== Data listing

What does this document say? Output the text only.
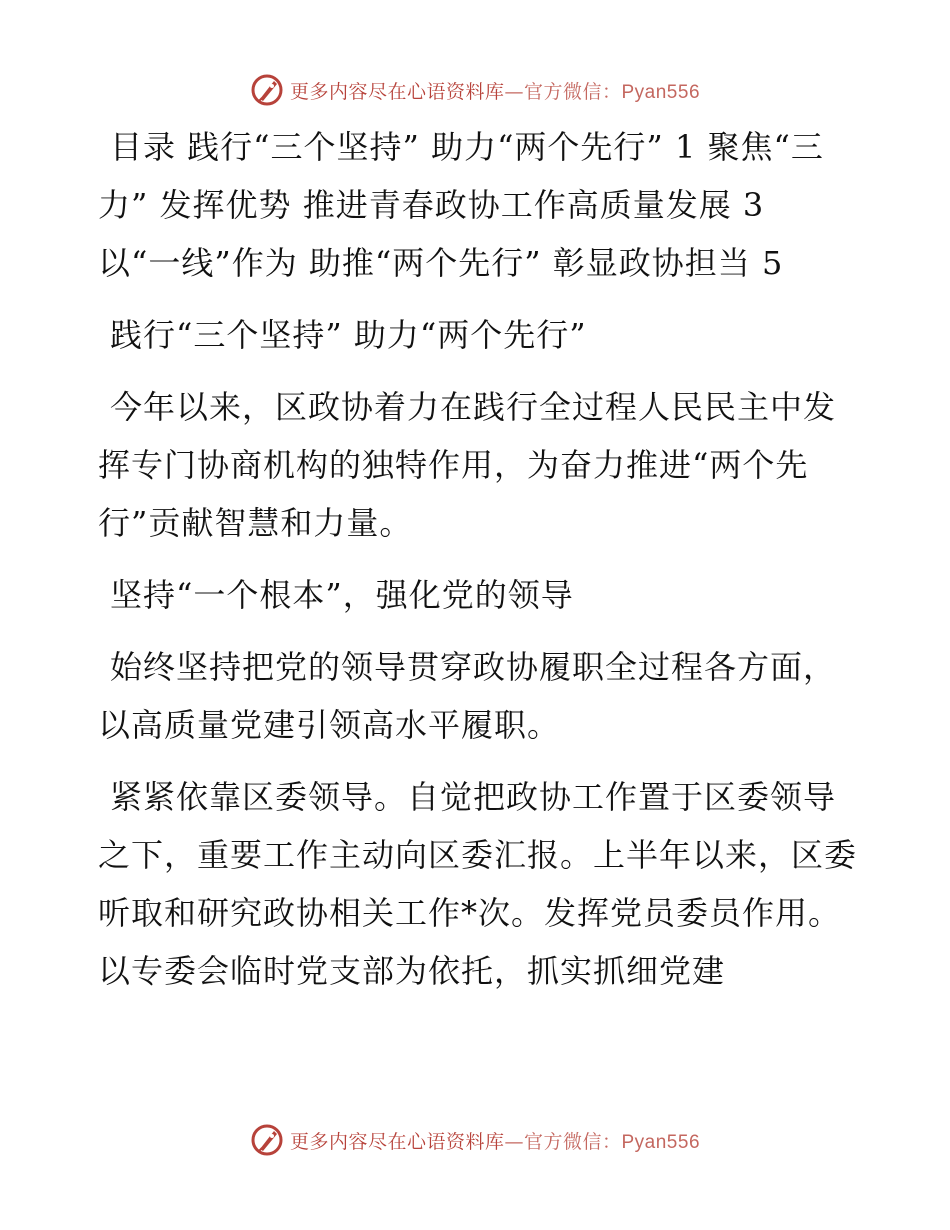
更多内容尽在心语资料库—官方微信：Pyan556

目录 践行“三个坚持” 助力“两个先行” 1 聚焦“三力” 发挥优势 推进青春政协工作高质量发展 3 以“一线”作为 助推“两个先行” 彰显政协担当 5

践行“三个坚持” 助力“两个先行”

今年以来，区政协着力在践行全过程人民民主中发挥专门协商机构的独特作用，为奋力推进“两个先行”贡献智慧和力量。

坚持“一个根本”，强化党的领导

始终坚持把党的领导贯穿政协履职全过程各方面，以高质量党建引领高水平履职。

紧紧依靠区委领导。自觉把政协工作置于区委领导之下，重要工作主动向区委汇报。上半年以来，区委听取和研究政协相关工作*次。发挥党员委员作用。以专委会临时党支部为依托，抓实抓细党建

更多内容尽在心语资料库—官方微信：Pyan556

====

Required work: Copy out every line in the entries above that holds "三个坚持".

Task solution:
目录 践行“三个坚持” 助力“两个先行” 1 聚焦“三力” 发挥优势 推进青春政协工作高质量发展 3 以“一线”作为 助推“两个先行” 彰显政协担当 5
践行“三个坚持” 助力“两个先行”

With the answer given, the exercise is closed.